Task instructions: Extract the data exactly, missing nothing.

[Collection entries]
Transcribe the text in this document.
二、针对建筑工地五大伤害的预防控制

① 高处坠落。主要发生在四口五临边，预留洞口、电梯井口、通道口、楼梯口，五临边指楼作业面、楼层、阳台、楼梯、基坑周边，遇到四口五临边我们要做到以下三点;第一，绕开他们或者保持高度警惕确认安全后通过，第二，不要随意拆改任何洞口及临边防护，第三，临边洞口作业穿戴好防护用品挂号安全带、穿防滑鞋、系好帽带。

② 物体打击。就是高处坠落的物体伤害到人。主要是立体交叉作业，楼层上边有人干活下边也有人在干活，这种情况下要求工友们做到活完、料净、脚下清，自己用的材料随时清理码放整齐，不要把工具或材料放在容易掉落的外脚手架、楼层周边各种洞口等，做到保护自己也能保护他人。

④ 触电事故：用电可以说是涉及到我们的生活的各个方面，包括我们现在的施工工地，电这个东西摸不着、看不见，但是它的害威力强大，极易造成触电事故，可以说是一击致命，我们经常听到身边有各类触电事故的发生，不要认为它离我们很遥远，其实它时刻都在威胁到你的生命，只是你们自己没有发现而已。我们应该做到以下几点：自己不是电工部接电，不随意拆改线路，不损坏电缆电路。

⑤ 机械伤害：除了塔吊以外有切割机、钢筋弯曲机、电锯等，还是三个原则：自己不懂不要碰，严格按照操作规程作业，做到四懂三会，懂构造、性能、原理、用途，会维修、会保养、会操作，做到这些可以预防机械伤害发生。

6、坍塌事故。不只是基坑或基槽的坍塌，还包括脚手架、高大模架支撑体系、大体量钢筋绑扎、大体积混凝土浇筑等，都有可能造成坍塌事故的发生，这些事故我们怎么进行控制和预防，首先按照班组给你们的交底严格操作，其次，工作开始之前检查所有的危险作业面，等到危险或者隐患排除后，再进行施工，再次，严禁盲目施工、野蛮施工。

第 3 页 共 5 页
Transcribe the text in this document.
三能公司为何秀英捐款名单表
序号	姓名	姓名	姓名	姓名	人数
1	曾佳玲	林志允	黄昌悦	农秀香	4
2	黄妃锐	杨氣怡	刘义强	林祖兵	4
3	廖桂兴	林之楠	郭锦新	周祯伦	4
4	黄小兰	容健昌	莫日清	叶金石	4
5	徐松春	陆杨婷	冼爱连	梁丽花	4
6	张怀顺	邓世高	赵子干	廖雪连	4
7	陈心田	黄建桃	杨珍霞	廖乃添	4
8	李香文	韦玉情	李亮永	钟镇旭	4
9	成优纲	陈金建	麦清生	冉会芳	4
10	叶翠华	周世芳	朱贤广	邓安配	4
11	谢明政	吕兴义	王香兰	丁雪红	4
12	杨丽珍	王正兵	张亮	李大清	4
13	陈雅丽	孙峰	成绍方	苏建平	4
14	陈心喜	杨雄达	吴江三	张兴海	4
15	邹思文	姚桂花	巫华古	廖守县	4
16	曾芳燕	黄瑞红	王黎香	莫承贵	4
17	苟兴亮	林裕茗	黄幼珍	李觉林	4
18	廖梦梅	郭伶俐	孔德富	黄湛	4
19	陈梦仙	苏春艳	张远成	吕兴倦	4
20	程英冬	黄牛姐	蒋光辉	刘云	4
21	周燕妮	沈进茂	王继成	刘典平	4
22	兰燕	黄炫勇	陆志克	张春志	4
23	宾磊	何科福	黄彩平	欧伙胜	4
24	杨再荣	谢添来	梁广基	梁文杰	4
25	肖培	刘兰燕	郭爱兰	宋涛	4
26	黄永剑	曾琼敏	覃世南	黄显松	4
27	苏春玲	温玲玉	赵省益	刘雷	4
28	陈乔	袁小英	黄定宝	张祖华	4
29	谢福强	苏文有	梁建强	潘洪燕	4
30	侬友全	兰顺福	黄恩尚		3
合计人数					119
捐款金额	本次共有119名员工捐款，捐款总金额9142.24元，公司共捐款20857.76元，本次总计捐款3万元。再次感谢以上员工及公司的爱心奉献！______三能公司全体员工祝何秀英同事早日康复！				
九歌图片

The solution:
Transcribe the text in this document.
二、针对建筑工地五大伤害的预防控制

① 高处坠落。主要发生在四口五临边，预留洞口、电梯井口、通道口、楼梯口，五临边指楼作业面、楼层、阳台、楼梯、基坑周边，遇到四口五临边我们要做到以下三点;第一，绕开他们或者保持高度警惕确认安全后通过，第二，不要随意拆改任何洞口及临边防护，第三，临边洞口作业穿戴好防护用品挂号安全带、穿防滑鞋、系好帽带。

② 物体打击。就是高处坠落的物体伤害到人。主要是立体交叉作业，楼层上边有人干活下边也有人在干活，这种情况下要求工友们做到活完、料净、脚下清，自己用的材料随时清理码放整齐，不要把工具或材料放在容易掉落的外脚手架、楼层周边各种洞口等，做到保护自己也能保护他人。

④ 触电事故：用电可以说是涉及到我们的生活的各个方面，包括我们现在的施工工地，电这个东西摸不着、看不见，但是它的害威力强大，极易造成触电事故，可以说是一击致命，我们经常听到身边有各类触电事故的发生，不要认为它离我们很遥远，其实它时刻都在威胁到你的生命，只是你们自己没有发现而已。我们应该做到以下几点：自己不是电工部接电，不随意拆改线路，不损坏电缆电路。

⑤ 机械伤害：除了塔吊以外有切割机、钢筋弯曲机、电锯等，还是三个原则：自己不懂不要碰，严格按照操作规程作业，做到四懂三会，懂构造、性能、原理、用途，会维修、会保养、会操作，做到这些可以预防机械伤害发生。

6、坍塌事故。不只是基坑或基槽的坍塌，还包括脚手架、高大模架支撑体系、大体量钢筋绑扎、大体积混凝土浇筑等，都有可能造成坍塌事故的发生，这些事故我们怎么进行控制和预防，首先按照班组给你们的交底严格操作，其次，工作开始之前检查所有的危险作业面，等到危险或者隐患排除后，再进行施工，再次，严禁盲目施工、野蛮施工。

第 3 页 共 5 页
Transcribe the text in this document.
三能公司为何秀英捐款名单表
序号	姓名	姓名	姓名	姓名	人数
1	曾佳玲	林志允	黄昌悦	农秀香	4
2	黄妃锐	杨氣怡	刘义强	林祖兵	4
3	廖桂兴	林之楠	郭锦新	周祯伦	4
4	黄小兰	容健昌	莫日清	叶金石	4
5	徐松春	陆杨婷	冼爱连	梁丽花	4
6	张怀顺	邓世高	赵子干	廖雪连	4
7	陈心田	黄建桃	杨珍霞	廖乃添	4
8	李香文	韦玉情	李亮永	钟镇旭	4
9	成优纲	陈金建	麦清生	冉会芳	4
10	叶翠华	周世芳	朱贤广	邓安配	4
11	谢明政	吕兴义	王香兰	丁雪红	4
12	杨丽珍	王正兵	张亮	李大清	4
13	陈雅丽	孙峰	成绍方	苏建平	4
14	陈心喜	杨雄达	吴江三	张兴海	4
15	邹思文	姚桂花	巫华古	廖守县	4
16	曾芳燕	黄瑞红	王黎香	莫承贵	4
17	苟兴亮	林裕茗	黄幼珍	李觉林	4
18	廖梦梅	郭伶俐	孔德富	黄湛	4
19	陈梦仙	苏春艳	张远成	吕兴倦	4
20	程英冬	黄牛姐	蒋光辉	刘云	4
21	周燕妮	沈进茂	王继成	刘典平	4
22	兰燕	黄炫勇	陆志克	张春志	4
23	宾磊	何科福	黄彩平	欧伙胜	4
24	杨再荣	谢添来	梁广基	梁文杰	4
25	肖培	刘兰燕	郭爱兰	宋涛	4
26	黄永剑	曾琼敏	覃世南	黄显松	4
27	苏春玲	温玲玉	赵省益	刘雷	4
28	陈乔	袁小英	黄定宝	张祖华	4
29	谢福强	苏文有	梁建强	潘洪燕	4
30	侬友全	兰顺福	黄恩尚		3
合计人数					119
捐款金额	本次共有119名员工捐款，捐款总金额9142.24元，公司共捐款20857.76元，本次总计捐款3万元。再次感谢以上员工及公司的爱心奉献！______三能公司全体员工祝何秀英同事早日康复！				
九歌图片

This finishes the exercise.